*MATERIAL FOR THIS TASK*.
/---

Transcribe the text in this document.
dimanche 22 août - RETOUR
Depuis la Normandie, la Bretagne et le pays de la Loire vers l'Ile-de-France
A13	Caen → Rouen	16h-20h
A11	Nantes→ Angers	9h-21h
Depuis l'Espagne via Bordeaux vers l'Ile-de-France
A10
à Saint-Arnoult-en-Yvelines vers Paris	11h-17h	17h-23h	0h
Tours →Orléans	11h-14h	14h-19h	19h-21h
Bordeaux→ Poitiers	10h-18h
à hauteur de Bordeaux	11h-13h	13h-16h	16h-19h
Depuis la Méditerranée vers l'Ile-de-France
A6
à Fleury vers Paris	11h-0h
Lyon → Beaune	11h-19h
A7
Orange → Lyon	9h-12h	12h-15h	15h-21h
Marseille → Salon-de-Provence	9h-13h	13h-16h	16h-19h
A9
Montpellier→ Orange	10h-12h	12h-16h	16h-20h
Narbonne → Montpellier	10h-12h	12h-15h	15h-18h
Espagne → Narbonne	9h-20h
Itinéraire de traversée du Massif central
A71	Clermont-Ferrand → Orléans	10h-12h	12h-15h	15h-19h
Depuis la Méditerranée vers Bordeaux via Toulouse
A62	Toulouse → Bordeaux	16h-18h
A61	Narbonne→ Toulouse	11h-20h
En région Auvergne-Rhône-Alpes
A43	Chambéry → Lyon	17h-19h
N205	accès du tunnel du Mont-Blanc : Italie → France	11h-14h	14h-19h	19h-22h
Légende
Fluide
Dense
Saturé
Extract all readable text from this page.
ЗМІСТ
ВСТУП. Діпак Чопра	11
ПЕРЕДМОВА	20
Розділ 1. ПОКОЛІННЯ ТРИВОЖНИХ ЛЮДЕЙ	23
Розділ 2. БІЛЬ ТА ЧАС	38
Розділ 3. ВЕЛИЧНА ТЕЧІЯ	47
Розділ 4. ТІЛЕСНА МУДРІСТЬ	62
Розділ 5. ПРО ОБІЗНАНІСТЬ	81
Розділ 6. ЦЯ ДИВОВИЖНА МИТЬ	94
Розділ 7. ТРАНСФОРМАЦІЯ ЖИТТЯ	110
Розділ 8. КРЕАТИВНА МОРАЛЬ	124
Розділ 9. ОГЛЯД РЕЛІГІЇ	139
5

\---
/---

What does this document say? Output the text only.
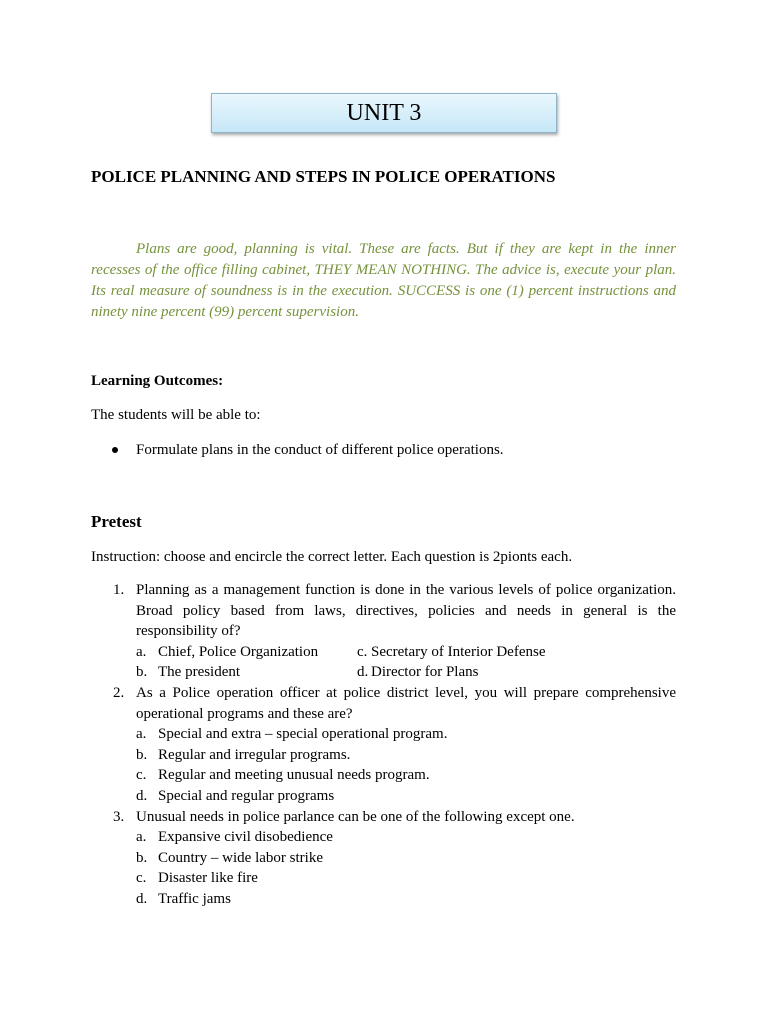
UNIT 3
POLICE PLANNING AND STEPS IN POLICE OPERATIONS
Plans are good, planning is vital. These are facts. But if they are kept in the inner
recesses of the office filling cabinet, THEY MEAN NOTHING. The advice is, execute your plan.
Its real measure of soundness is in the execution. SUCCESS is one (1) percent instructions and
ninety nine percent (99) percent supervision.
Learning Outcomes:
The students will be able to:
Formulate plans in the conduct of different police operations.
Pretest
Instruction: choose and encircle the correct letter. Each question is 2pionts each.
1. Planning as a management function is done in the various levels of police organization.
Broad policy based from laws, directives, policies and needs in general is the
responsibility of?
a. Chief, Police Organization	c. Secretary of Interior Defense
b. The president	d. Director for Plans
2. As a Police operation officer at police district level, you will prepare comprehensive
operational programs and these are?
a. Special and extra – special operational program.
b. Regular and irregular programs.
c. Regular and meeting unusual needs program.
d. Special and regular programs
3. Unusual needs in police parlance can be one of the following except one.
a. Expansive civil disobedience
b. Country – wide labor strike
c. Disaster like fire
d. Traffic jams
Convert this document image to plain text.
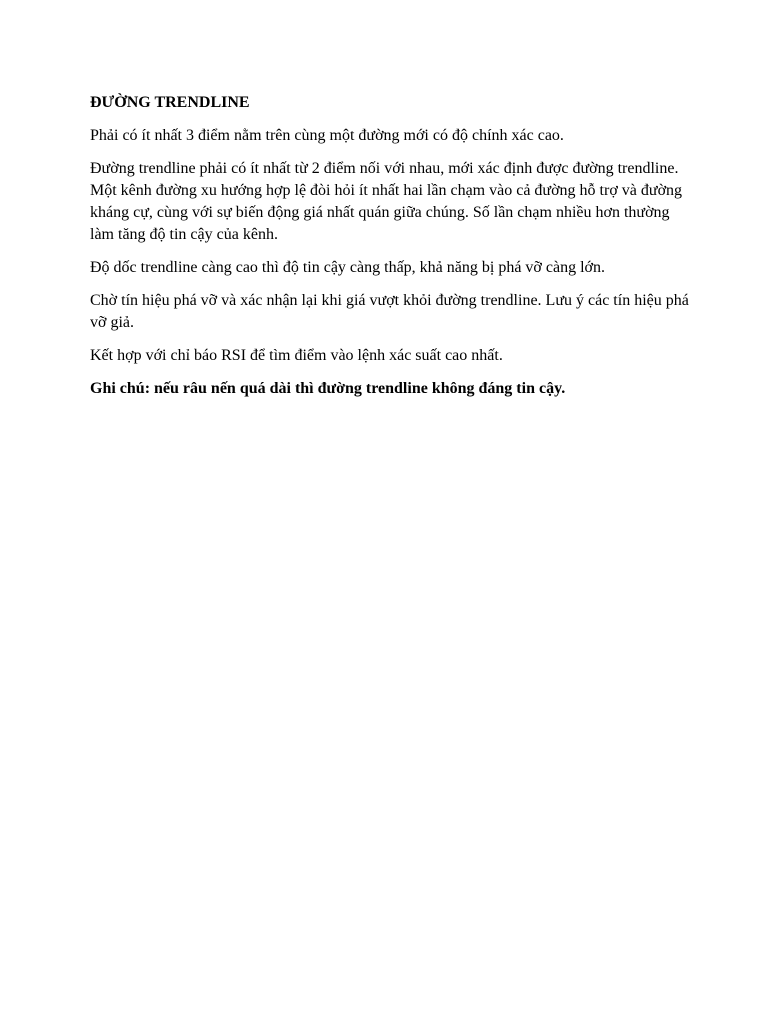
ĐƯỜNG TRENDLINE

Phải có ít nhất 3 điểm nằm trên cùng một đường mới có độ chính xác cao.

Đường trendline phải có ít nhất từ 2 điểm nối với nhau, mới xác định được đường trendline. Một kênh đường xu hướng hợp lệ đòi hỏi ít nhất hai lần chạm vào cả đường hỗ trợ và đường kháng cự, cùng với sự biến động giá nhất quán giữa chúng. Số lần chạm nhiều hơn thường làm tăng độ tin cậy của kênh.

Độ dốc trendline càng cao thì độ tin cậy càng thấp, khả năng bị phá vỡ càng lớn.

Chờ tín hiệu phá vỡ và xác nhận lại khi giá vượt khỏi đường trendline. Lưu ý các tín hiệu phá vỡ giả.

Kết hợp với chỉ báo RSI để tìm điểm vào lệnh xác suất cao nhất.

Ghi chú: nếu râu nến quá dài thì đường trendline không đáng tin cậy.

\---
/---

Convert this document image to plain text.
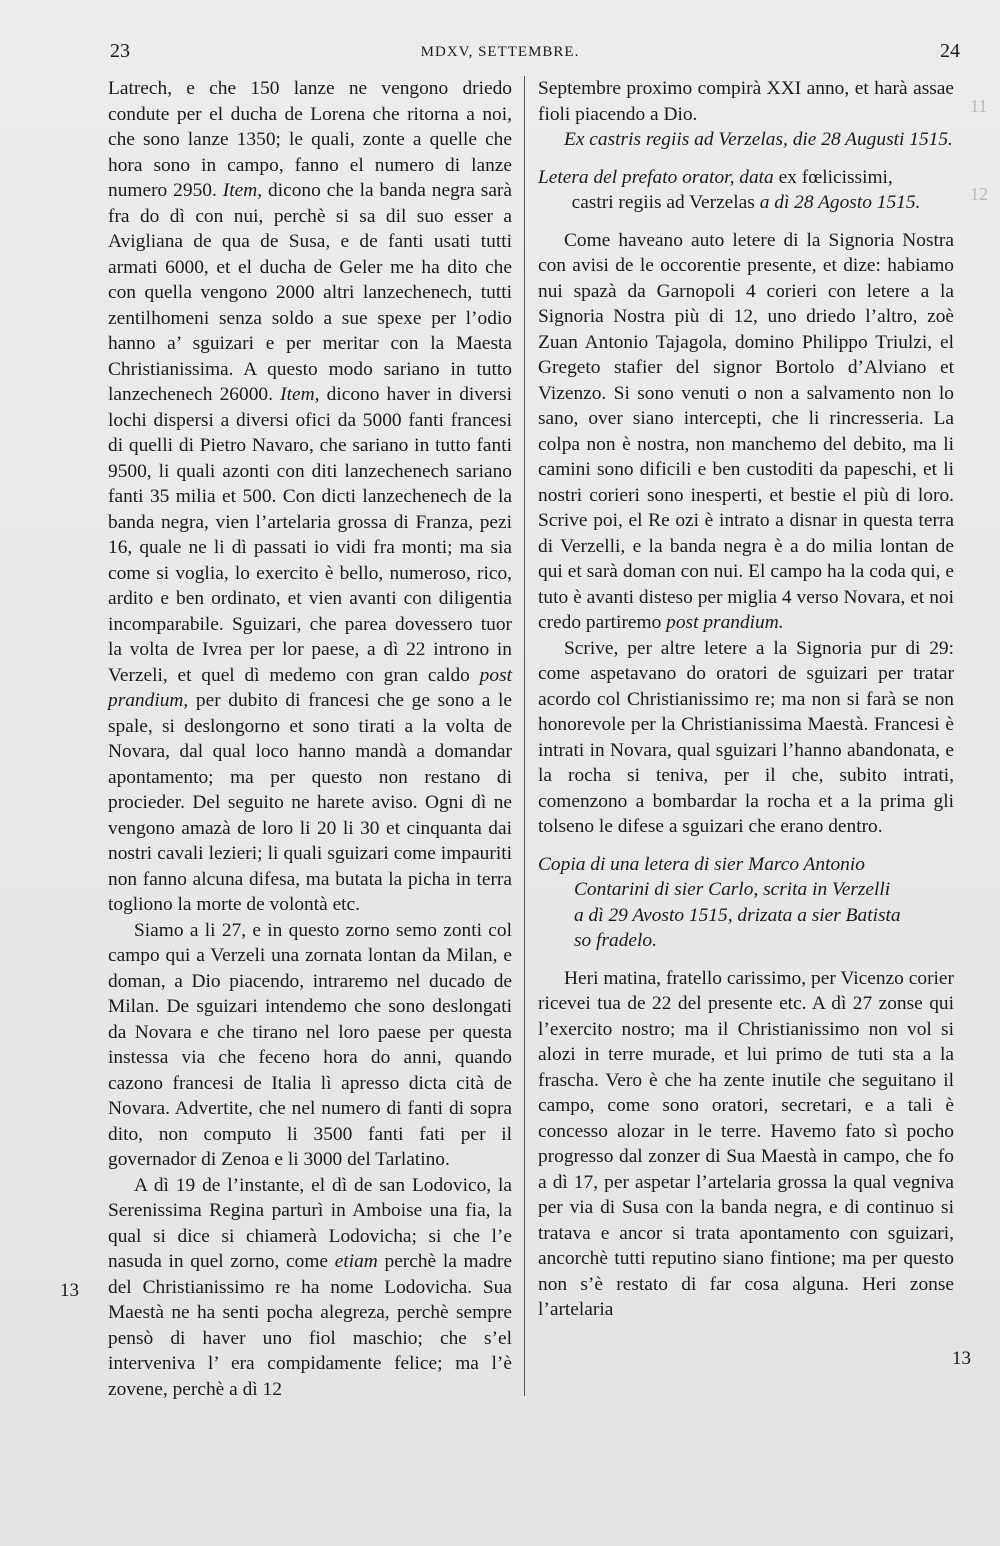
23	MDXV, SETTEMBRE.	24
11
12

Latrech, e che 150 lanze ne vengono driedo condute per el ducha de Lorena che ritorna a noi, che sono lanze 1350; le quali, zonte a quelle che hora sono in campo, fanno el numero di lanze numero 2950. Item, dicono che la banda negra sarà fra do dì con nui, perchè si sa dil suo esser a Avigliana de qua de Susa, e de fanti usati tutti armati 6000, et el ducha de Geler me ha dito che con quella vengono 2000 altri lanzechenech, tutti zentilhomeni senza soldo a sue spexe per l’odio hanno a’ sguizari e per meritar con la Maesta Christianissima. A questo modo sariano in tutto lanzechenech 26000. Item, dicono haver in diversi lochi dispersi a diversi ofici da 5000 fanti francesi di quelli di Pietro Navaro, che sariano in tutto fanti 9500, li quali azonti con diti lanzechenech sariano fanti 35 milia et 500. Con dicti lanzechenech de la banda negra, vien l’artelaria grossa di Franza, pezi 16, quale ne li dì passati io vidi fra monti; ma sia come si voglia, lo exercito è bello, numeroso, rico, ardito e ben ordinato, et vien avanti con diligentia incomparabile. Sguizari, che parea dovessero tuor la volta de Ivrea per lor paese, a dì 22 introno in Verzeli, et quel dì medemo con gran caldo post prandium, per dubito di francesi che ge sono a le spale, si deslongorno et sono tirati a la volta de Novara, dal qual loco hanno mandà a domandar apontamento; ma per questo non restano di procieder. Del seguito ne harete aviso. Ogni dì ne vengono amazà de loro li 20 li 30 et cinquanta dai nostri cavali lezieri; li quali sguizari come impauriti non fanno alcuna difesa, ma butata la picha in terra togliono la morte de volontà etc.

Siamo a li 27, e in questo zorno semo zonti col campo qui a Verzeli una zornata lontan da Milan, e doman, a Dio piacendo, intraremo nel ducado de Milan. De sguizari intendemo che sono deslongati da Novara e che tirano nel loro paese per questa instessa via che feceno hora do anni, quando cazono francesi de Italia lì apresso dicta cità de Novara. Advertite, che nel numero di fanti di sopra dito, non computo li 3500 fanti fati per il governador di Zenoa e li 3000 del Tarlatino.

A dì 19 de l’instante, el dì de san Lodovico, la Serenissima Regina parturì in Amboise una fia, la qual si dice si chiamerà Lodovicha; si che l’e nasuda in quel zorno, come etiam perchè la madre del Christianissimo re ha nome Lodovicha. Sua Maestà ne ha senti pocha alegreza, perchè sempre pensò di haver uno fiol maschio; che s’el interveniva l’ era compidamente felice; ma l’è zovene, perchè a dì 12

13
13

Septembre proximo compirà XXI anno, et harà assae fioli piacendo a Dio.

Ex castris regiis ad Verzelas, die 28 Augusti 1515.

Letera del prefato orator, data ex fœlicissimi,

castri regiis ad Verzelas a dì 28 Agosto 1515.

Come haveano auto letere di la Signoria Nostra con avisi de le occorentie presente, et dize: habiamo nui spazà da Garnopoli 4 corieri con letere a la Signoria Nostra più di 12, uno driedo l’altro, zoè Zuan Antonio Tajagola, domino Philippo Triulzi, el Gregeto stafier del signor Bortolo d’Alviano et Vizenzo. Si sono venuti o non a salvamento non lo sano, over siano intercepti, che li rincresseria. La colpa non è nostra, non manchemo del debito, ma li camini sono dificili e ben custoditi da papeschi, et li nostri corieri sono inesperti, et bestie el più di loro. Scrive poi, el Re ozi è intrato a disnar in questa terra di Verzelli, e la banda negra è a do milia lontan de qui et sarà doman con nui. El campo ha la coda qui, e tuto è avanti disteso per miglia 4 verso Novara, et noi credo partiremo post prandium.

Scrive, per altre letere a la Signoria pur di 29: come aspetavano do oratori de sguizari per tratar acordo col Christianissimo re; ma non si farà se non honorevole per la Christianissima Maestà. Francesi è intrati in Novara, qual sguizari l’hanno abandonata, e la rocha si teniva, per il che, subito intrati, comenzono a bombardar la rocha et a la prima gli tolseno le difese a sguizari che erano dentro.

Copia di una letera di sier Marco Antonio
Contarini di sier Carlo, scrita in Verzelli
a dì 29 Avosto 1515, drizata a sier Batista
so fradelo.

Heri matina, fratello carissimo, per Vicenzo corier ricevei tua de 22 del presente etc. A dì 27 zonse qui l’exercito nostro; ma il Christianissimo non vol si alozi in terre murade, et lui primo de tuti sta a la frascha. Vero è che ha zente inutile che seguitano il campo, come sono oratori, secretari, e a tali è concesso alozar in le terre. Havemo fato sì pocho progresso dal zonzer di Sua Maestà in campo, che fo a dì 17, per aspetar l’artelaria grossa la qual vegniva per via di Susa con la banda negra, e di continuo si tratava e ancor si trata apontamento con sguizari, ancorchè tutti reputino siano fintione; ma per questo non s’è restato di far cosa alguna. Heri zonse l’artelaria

\---

*WRITTEN REQUEST*. Using the entries above, return each line in which the word "needs" occurs.

*CORRECT OUTPUT*.
Broad policy based from laws, directives, policies and needs in general is the
c. Regular and meeting unusual needs program.
3. Unusual needs in police parlance can be one of the following except one.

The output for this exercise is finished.